[Begin DATA FOR THE TASK]

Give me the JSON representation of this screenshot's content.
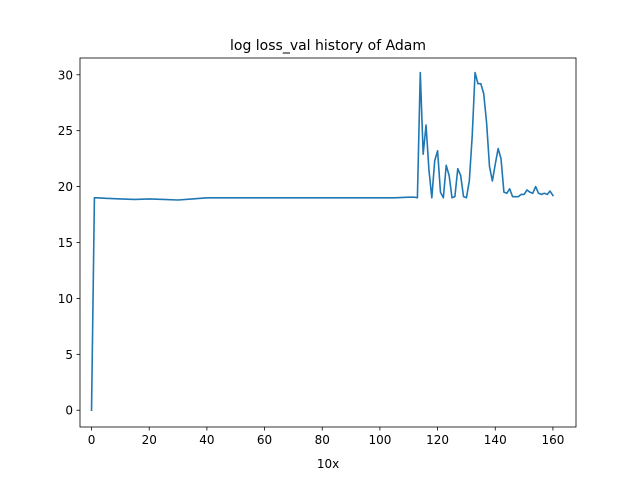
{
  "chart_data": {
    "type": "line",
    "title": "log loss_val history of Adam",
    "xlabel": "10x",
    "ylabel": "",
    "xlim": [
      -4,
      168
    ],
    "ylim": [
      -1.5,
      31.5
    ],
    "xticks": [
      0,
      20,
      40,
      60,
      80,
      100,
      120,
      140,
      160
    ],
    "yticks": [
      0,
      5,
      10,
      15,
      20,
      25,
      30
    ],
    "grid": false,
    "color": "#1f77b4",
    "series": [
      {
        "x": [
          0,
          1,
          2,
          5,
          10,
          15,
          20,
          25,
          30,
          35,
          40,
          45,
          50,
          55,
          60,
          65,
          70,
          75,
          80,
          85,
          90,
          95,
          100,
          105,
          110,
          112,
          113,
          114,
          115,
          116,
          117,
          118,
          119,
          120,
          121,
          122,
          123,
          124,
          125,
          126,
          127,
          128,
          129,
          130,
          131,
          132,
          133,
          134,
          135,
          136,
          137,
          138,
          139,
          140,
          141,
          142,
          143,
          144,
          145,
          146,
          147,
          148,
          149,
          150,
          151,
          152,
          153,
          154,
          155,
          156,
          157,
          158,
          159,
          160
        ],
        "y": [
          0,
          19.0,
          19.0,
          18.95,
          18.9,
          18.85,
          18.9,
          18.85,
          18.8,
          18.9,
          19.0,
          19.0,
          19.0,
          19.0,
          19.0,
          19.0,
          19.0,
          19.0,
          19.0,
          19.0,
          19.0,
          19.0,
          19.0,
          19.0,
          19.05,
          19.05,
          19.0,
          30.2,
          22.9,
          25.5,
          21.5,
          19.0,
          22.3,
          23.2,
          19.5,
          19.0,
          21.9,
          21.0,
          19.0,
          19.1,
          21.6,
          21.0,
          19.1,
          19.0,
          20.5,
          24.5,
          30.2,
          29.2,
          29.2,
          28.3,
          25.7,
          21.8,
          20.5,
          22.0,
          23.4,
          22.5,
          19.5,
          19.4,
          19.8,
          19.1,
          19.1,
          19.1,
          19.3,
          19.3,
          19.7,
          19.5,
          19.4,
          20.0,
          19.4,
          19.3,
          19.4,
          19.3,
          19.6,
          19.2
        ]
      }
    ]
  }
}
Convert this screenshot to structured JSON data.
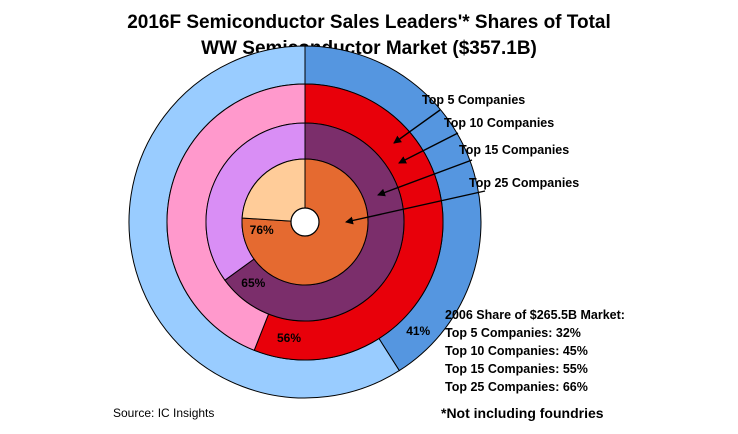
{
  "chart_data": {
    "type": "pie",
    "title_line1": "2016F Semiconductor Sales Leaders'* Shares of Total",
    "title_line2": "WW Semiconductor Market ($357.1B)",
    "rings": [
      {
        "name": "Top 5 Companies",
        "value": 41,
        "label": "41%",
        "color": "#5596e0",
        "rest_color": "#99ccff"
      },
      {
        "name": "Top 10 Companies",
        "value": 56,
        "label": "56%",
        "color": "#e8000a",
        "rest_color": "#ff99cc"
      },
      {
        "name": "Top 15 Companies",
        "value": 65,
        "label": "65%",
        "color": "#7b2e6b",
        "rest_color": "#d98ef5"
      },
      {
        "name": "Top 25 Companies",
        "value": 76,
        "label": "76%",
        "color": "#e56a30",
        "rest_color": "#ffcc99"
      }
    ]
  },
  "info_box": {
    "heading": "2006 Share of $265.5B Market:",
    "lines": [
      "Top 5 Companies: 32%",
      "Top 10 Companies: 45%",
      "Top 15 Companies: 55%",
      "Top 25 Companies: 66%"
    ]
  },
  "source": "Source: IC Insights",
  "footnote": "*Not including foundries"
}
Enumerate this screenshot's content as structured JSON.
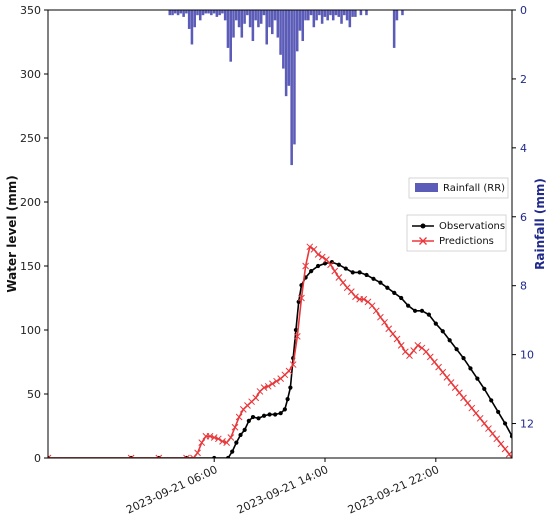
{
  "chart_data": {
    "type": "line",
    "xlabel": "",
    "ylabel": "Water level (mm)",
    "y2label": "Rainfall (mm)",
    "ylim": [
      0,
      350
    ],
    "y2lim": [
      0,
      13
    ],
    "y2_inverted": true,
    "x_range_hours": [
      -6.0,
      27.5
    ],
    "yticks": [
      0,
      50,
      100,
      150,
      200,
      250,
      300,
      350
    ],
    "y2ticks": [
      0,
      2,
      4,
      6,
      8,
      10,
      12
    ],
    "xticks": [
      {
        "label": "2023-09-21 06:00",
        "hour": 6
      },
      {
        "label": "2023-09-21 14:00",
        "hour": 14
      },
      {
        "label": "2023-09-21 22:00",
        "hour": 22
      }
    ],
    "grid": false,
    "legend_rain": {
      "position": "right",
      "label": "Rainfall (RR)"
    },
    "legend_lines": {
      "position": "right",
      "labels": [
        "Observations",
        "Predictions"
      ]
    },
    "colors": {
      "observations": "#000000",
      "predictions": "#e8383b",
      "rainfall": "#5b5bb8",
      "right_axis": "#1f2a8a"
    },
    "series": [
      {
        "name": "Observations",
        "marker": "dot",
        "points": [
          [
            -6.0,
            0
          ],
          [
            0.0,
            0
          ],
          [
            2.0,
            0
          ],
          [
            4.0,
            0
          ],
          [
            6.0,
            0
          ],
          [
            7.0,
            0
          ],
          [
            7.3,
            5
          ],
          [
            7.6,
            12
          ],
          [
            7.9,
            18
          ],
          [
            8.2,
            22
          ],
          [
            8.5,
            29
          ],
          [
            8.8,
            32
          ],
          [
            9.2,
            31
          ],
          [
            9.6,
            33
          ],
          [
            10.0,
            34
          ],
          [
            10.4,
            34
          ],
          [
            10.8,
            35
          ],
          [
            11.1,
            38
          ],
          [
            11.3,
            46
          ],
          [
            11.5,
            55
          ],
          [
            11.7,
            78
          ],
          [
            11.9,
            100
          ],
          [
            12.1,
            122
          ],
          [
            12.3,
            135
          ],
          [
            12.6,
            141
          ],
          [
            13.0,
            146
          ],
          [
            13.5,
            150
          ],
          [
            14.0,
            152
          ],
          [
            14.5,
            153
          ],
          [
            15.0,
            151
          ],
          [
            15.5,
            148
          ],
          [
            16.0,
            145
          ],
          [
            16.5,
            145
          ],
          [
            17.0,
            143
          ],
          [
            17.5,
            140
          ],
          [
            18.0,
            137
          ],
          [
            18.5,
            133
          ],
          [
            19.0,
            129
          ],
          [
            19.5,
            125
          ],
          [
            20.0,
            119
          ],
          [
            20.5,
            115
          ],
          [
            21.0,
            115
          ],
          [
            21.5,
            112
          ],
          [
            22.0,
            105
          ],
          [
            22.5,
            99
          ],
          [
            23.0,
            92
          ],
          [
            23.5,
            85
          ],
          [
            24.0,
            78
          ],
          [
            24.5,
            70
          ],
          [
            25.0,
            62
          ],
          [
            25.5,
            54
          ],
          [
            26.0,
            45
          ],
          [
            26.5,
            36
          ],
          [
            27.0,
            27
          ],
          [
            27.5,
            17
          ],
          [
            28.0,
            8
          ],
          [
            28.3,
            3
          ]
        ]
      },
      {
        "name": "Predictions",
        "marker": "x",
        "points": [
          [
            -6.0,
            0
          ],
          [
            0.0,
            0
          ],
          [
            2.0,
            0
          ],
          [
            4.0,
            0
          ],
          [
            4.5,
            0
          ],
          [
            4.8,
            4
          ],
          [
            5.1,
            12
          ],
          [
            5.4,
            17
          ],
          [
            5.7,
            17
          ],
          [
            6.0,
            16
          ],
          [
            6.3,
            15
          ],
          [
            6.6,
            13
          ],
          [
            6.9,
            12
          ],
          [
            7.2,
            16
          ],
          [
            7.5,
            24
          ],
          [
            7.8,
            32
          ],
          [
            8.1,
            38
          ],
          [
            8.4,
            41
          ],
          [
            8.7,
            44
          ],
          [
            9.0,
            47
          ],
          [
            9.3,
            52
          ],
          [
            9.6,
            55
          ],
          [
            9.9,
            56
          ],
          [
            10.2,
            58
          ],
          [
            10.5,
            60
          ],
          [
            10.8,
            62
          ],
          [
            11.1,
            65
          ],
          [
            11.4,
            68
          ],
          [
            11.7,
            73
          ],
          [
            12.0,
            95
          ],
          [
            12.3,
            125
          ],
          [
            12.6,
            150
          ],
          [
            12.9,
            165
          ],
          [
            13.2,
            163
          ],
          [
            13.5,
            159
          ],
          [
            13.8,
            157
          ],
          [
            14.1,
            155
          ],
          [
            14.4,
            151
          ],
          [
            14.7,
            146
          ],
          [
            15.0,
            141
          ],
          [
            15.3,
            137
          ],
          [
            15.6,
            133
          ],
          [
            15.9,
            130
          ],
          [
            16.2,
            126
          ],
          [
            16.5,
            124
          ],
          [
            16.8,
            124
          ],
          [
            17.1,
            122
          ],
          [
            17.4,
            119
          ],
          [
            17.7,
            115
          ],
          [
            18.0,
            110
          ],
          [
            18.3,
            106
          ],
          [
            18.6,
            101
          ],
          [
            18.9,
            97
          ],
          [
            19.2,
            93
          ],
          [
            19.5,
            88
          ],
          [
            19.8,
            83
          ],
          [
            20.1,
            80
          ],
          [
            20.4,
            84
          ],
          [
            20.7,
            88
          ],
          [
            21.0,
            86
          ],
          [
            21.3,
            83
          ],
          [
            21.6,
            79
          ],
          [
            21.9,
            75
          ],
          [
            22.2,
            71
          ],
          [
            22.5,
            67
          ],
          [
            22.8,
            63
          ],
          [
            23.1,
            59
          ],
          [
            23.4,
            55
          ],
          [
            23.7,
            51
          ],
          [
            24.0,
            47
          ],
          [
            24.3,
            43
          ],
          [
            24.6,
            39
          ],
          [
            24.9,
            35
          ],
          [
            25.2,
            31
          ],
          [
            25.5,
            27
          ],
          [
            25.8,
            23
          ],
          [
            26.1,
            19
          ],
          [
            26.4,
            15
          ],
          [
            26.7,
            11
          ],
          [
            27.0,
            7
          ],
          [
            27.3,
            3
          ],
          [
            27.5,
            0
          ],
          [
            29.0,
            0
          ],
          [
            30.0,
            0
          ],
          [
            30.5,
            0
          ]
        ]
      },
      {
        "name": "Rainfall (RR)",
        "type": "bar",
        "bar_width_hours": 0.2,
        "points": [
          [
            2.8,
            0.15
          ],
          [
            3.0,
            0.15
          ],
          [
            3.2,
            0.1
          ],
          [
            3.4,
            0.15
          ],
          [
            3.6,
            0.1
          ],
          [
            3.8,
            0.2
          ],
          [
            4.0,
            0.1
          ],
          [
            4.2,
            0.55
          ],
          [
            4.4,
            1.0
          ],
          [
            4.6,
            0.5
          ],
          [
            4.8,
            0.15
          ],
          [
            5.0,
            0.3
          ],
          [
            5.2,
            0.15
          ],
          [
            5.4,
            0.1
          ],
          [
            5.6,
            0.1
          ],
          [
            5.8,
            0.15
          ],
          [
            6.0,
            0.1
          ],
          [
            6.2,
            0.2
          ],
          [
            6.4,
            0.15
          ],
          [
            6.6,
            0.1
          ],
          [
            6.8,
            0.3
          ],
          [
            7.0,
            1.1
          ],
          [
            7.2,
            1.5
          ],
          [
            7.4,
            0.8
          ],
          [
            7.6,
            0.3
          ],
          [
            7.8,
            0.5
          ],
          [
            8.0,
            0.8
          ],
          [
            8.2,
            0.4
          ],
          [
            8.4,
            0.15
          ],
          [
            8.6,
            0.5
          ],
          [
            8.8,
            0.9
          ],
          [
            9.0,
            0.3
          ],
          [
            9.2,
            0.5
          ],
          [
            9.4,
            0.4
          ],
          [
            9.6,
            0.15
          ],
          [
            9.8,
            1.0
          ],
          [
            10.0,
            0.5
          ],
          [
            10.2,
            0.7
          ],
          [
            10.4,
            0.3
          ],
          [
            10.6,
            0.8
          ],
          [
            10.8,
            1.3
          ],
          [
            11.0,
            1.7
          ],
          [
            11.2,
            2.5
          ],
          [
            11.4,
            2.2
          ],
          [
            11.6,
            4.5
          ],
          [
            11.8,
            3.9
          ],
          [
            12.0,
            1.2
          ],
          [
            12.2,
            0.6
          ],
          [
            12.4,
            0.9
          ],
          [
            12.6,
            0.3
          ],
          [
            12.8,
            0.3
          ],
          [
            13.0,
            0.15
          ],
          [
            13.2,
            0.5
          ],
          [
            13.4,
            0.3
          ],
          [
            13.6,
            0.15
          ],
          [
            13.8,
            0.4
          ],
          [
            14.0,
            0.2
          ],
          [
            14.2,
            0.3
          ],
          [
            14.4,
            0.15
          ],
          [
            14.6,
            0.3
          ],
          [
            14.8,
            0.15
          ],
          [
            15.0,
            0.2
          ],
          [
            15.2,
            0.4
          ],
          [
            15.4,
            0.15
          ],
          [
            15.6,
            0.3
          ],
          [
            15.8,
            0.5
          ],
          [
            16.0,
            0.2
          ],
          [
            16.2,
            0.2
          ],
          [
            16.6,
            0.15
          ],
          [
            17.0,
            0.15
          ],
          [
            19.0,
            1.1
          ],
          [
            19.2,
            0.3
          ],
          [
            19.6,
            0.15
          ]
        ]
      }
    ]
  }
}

[End DATA FOR THE TASK]

(WHAT YOU ARE ASKED TO DO) From the data above, count the lines where "structured" occurs and give that figure and nothing else.

(OUTPUT FOR THIS TASK) 2